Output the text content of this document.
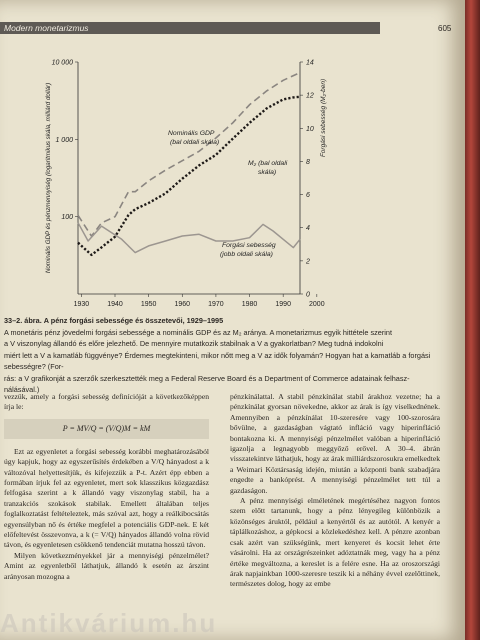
Modern monetarizmus	605
1930	1940	1950	1960	1970	1980	1990	2000
10 000
1 000
100
14
12
10
8
6
4
2
0
Nominális GDP és pénzmennyiség (logaritmikus skála, milliárd dollár)	Forgási sebesség (M₂-ben)
Nominális GDP
(bal oldali skála)
M₂ (bal oldali
skála)
Forgási sebesség
(jobb oldali skála)
33–2. ábra. A pénz forgási sebessége és összetevői, 1929–1995
A monetáris pénz jövedelmi forgási sebessége a nominális GDP és az M₂ aránya. A monetarizmus egyik hittétele szerint
a V viszonylag állandó és előre jelezhető. De mennyire mutatkozik stabilnak a V a gyakorlatban? Meg tudná indokolni
miért lett a V a kamatláb függvénye? Érdemes megtekinteni, mikor nőtt meg a V az idők folyamán? Hogyan hat a kamatláb a forgási sebességre? (For-
rás: a V grafikonját a szerzők szerkesztették meg a Federal Reserve Board és a Department of Commerce adatainak felhasz-
nálásával.)

vezzük, amely a forgási sebesség definícióját a következőképpen írja le:

P = MV/Q = (V/Q)M = kM

Ezt az egyenletet a forgási sebesség korábbi meghatározásából úgy kapjuk, hogy az egyszerűsítés érdekében a V/Q hányadost a k változóval helyettesítjük, és kifejezzük a P-t. Azért épp ebben a formában írjuk fel az egyenletet, mert sok klasszikus közgazdász felfogása szerint a k állandó vagy viszonylag stabil, ha a tranzakciós szokások stabilak. Emellett általában teljes foglalkoztatást feltételeztek, más szóval azt, hogy a reálkibocsátás egyensúlyban nő és értéke megfelel a potenciális GDP-nek. E két előfeltevést összevonva, a k (= V/Q) hányados állandó volna rövid távon, és egyenletesen csökkenő tendenciát mutatna hosszú távon.

Milyen következményekkel jár a mennyiségi pénzelmélet? Amint az egyenletből láthatjuk, állandó k esetén az árszint arányosan mozogna a

pénzkínálattal. A stabil pénzkínálat stabil árakhoz vezetne; ha a pénzkínálat gyorsan növekedne, akkor az árak is így viselkednének. Amennyiben a pénzkínálat 10-szeresére vagy 100-szorosára bővülne, a gazdaságban vágtató infláció vagy hiperinfláció bontakozna ki. A mennyiségi pénzelmélet valóban a hiperinfláció igazolja a legnagyobb meggyőző erővel. A 30–4. ábrán visszatekintve láthatjuk, hogy az árak milliárdszorosukra emelkedtek a Weimari Köztársaság idején, miután a központi bank szabadjára engedte a bankóprést. A mennyiségi pénzelmélet tett túl a gazdaságon.

A pénz mennyiségi elméletének megértéséhez nagyon fontos szem előtt tartanunk, hogy a pénz lényegileg különbözik a közönséges áruktól, például a kenyértől és az autótól. A kenyér a táplálkozáshoz, a gépkocsi a közlekedéshez kell. A pénzre azonban csak azért van szükségünk, mert kenyeret és kocsit lehet érte vásárolni. Ha az országrészeinket adóztatnák meg, vagy ha a pénz értéke megváltozna, a kereslet is a felére esne. Ha az oroszországi árak napjainkban 1000-szeresre teszik ki a néhány évvel ezelőttinek, természetes dolog, hogy az embe

Antikvárium.hu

● ● ● ● ●

▸ **Goal**
Reproduce the material above in full and without alteration, but skip all pictures.

▸ **Problem solution**
Output the text content of this document.
Modern monetarizmus	605
1930	1940	1950	1960	1970	1980	1990	2000
10 000
1 000
100
14
12
10
8
6
4
2
0
Nominális GDP és pénzmennyiség (logaritmikus skála, milliárd dollár)	Forgási sebesség (M₂-ben)
Nominális GDP
(bal oldali skála)
M₂ (bal oldali
skála)
Forgási sebesség
(jobb oldali skála)
33–2. ábra. A pénz forgási sebessége és összetevői, 1929–1995
A monetáris pénz jövedelmi forgási sebessége a nominális GDP és az M₂ aránya. A monetarizmus egyik hittétele szerint
a V viszonylag állandó és előre jelezhető. De mennyire mutatkozik stabilnak a V a gyakorlatban? Meg tudná indokolni
miért lett a V a kamatláb függvénye? Érdemes megtekinteni, mikor nőtt meg a V az idők folyamán? Hogyan hat a kamatláb a forgási sebességre? (For-
rás: a V grafikonját a szerzők szerkesztették meg a Federal Reserve Board és a Department of Commerce adatainak felhasz-
nálásával.)

vezzük, amely a forgási sebesség definícióját a következőképpen írja le:

P = MV/Q = (V/Q)M = kM

Ezt az egyenletet a forgási sebesség korábbi meghatározásából úgy kapjuk, hogy az egyszerűsítés érdekében a V/Q hányadost a k változóval helyettesítjük, és kifejezzük a P-t. Azért épp ebben a formában írjuk fel az egyenletet, mert sok klasszikus közgazdász felfogása szerint a k állandó vagy viszonylag stabil, ha a tranzakciós szokások stabilak. Emellett általában teljes foglalkoztatást feltételeztek, más szóval azt, hogy a reálkibocsátás egyensúlyban nő és értéke megfelel a potenciális GDP-nek. E két előfeltevést összevonva, a k (= V/Q) hányados állandó volna rövid távon, és egyenletesen csökkenő tendenciát mutatna hosszú távon.

Milyen következményekkel jár a mennyiségi pénzelmélet? Amint az egyenletből láthatjuk, állandó k esetén az árszint arányosan mozogna a

pénzkínálattal. A stabil pénzkínálat stabil árakhoz vezetne; ha a pénzkínálat gyorsan növekedne, akkor az árak is így viselkednének. Amennyiben a pénzkínálat 10-szeresére vagy 100-szorosára bővülne, a gazdaságban vágtató infláció vagy hiperinfláció bontakozna ki. A mennyiségi pénzelmélet valóban a hiperinfláció igazolja a legnagyobb meggyőző erővel. A 30–4. ábrán visszatekintve láthatjuk, hogy az árak milliárdszorosukra emelkedtek a Weimari Köztársaság idején, miután a központi bank szabadjára engedte a bankóprést. A mennyiségi pénzelmélet tett túl a gazdaságon.

A pénz mennyiségi elméletének megértéséhez nagyon fontos szem előtt tartanunk, hogy a pénz lényegileg különbözik a közönséges áruktól, például a kenyértől és az autótól. A kenyér a táplálkozáshoz, a gépkocsi a közlekedéshez kell. A pénzre azonban csak azért van szükségünk, mert kenyeret és kocsit lehet érte vásárolni. Ha az országrészeinket adóztatnák meg, vagy ha a pénz értéke megváltozna, a kereslet is a felére esne. Ha az oroszországi árak napjainkban 1000-szeresre teszik ki a néhány évvel ezelőttinek, természetes dolog, hogy az embe

Antikvárium.hu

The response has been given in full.